### Set task
How many lines of the data include the string "Klikk"? State the number and nothing else.

### Exercise inputs

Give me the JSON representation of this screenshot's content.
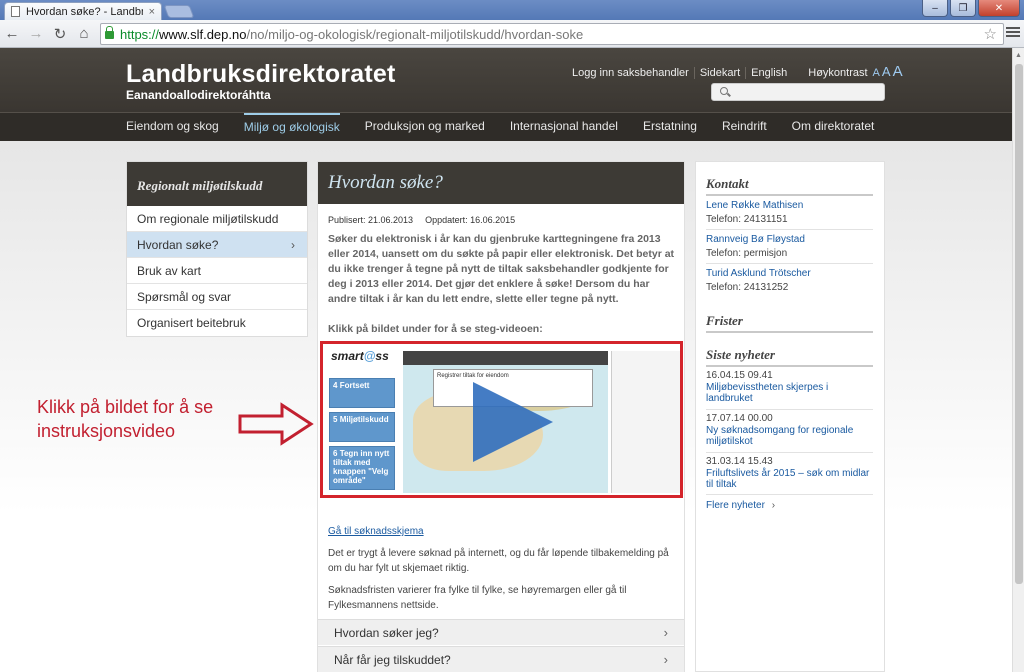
{
  "browser": {
    "tab_title": "Hvordan søke? - Landbruk",
    "tab_close": "×",
    "window_controls": [
      "–",
      "❐",
      "✕"
    ],
    "url_scheme": "https://",
    "url_host": "www.slf.dep.no",
    "url_path": "/no/miljo-og-okologisk/regionalt-miljotilskudd/hvordan-soke",
    "back_icon": "←",
    "forward_icon": "→",
    "reload_icon": "↻",
    "home_icon": "⌂",
    "star_icon": "☆"
  },
  "header": {
    "logo_main": "Landbruksdirektoratet",
    "logo_sub": "Eanandoallodirektoráhtta",
    "links": {
      "login": "Logg inn saksbehandler",
      "sitemap": "Sidekart",
      "english": "English",
      "contrast": "Høykontrast",
      "a_small": "A",
      "a_medium": "A",
      "a_large": "A"
    },
    "search_placeholder": ""
  },
  "mainnav": {
    "items": [
      {
        "label": "Eiendom og skog"
      },
      {
        "label": "Miljø og økologisk"
      },
      {
        "label": "Produksjon og marked"
      },
      {
        "label": "Internasjonal handel"
      },
      {
        "label": "Erstatning"
      },
      {
        "label": "Reindrift"
      },
      {
        "label": "Om direktoratet"
      }
    ],
    "active_index": 1
  },
  "sidebar": {
    "title": "Regionalt miljøtilskudd",
    "items": [
      {
        "label": "Om regionale miljøtilskudd"
      },
      {
        "label": "Hvordan søke?"
      },
      {
        "label": "Bruk av kart"
      },
      {
        "label": "Spørsmål og svar"
      },
      {
        "label": "Organisert beitebruk"
      }
    ],
    "selected_chevron": "›"
  },
  "article": {
    "title": "Hvordan søke?",
    "published": "Publisert: 21.06.2013",
    "updated": "Oppdatert: 16.06.2015",
    "lead": "Søker du elektronisk i år kan du gjenbruke karttegningene fra 2013 eller 2014, uansett om du søkte på papir eller elektronisk. Det betyr at du ikke trenger å tegne på nytt de tiltak saksbehandler godkjente for deg i 2013 eller 2014. Det gjør det enklere å søke! Dersom du har andre tiltak i år kan du lett endre, slette eller tegne på nytt.",
    "click_hint": "Klikk på bildet under for å se steg-videoen:",
    "video": {
      "brand": "smart",
      "brand_mid": "@",
      "brand_end": "ss",
      "steps": [
        {
          "num": "4",
          "label": "Fortsett"
        },
        {
          "num": "5",
          "label": "Miljøtilskudd"
        },
        {
          "num": "6",
          "label": "Tegn inn nytt tiltak med knappen \"Velg område\""
        }
      ],
      "dialog_text": "Registrer tiltak for eiendom"
    },
    "form_link": "Gå til søknadsskjema",
    "para1": "Det er trygt å levere søknad på internett, og du får løpende tilbakemelding på om du har fylt ut skjemaet riktig.",
    "para2": "Søknadsfristen varierer fra fylke til fylke, se høyremargen eller gå til Fylkesmannens nettside.",
    "accordion": [
      {
        "label": "Hvordan søker jeg?"
      },
      {
        "label": "Når får jeg tilskuddet?"
      }
    ],
    "chevron": "›"
  },
  "right": {
    "contact_title": "Kontakt",
    "contacts": [
      {
        "name": "Lene Røkke Mathisen",
        "phone": "Telefon: 24131151"
      },
      {
        "name": "Rannveig Bø Fløystad",
        "phone": "Telefon: permisjon"
      },
      {
        "name": "Turid Asklund Trötscher",
        "phone": "Telefon: 24131252"
      }
    ],
    "deadlines_title": "Frister",
    "news_title": "Siste nyheter",
    "news": [
      {
        "date": "16.04.15 09.41",
        "title": "Miljøbevisstheten skjerpes i landbruket"
      },
      {
        "date": "17.07.14 00.00",
        "title": "Ny søknadsomgang for regionale miljøtilskot"
      },
      {
        "date": "31.03.14 15.43",
        "title": "Friluftslivets år 2015 – søk om midlar til tiltak"
      }
    ],
    "more_news": "Flere nyheter",
    "more_chevron": "›"
  },
  "annotation": {
    "line1": "Klikk på bildet for å se",
    "line2": "instruksjonsvideo",
    "color": "#c22030"
  }
}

### Solved problem
2